TASK OBJECTIVE:
Using the entries that follow, collect the lines where the word "total" appears.

DATA SHOWN:

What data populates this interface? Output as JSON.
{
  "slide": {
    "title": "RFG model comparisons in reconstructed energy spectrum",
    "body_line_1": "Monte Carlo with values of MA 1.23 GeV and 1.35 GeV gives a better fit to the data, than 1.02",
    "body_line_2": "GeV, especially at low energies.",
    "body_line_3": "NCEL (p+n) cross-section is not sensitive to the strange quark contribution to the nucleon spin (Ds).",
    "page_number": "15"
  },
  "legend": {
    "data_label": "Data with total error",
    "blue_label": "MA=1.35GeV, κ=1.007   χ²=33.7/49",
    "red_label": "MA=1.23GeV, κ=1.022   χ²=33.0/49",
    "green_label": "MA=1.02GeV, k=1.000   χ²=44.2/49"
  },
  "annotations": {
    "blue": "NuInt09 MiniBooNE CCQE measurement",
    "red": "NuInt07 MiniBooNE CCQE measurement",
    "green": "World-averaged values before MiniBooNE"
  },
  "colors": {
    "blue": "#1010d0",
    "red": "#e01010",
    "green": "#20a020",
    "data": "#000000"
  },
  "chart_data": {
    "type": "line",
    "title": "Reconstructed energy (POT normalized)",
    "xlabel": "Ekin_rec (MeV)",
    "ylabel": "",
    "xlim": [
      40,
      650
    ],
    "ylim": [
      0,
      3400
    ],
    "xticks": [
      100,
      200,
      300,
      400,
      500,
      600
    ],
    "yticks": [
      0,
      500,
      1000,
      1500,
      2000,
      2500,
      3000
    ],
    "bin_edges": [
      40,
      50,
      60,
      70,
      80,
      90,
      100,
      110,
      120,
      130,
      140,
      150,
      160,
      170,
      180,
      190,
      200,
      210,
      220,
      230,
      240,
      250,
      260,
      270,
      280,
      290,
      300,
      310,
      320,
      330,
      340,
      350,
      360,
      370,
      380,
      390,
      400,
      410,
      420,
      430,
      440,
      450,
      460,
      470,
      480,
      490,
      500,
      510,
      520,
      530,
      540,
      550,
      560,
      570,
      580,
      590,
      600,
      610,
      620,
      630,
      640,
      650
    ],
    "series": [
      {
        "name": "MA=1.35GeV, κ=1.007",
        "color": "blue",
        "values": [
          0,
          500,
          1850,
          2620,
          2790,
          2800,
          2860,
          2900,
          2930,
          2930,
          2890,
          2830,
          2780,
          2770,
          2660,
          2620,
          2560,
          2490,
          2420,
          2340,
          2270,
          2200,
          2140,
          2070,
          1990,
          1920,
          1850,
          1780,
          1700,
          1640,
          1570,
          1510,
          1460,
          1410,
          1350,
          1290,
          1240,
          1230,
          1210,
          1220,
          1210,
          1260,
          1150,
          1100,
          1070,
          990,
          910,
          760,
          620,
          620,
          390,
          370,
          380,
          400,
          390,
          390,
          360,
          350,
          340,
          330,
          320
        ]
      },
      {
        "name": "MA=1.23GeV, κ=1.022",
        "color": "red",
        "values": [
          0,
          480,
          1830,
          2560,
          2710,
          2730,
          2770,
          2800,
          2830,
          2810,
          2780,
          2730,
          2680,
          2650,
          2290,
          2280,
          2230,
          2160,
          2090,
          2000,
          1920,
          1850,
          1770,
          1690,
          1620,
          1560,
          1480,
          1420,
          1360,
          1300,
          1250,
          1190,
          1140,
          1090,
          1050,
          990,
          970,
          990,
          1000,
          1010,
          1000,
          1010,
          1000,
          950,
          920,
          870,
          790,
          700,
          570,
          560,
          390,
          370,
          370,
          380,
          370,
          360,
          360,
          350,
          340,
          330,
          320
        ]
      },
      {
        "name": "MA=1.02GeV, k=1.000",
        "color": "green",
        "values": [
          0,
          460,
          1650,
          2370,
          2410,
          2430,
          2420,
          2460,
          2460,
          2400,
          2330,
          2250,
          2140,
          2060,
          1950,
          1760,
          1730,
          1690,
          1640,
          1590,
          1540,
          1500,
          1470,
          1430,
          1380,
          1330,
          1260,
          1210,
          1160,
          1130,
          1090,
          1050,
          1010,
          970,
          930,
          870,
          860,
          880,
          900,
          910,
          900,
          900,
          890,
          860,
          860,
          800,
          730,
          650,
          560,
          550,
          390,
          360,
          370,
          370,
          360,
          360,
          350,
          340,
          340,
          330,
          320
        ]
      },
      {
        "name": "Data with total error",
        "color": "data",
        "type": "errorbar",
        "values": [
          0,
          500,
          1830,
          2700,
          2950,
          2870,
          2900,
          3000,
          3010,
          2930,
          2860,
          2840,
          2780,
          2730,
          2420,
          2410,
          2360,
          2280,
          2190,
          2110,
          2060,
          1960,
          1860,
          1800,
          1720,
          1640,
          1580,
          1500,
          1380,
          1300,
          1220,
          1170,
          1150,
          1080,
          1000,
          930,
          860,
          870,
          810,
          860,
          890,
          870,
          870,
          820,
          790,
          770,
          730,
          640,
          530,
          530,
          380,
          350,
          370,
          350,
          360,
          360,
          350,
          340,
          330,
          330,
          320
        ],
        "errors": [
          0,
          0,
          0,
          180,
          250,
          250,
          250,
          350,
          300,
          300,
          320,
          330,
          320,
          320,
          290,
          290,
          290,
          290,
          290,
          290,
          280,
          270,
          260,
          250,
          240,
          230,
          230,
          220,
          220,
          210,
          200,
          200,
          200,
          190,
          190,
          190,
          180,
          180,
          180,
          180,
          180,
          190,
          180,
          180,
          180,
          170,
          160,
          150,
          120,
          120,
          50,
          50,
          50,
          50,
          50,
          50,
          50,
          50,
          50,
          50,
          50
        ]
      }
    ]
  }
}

SOLUTION FOR THIS EXERCISE:
    "data_label": "Data with total error",
        "name": "Data with total error",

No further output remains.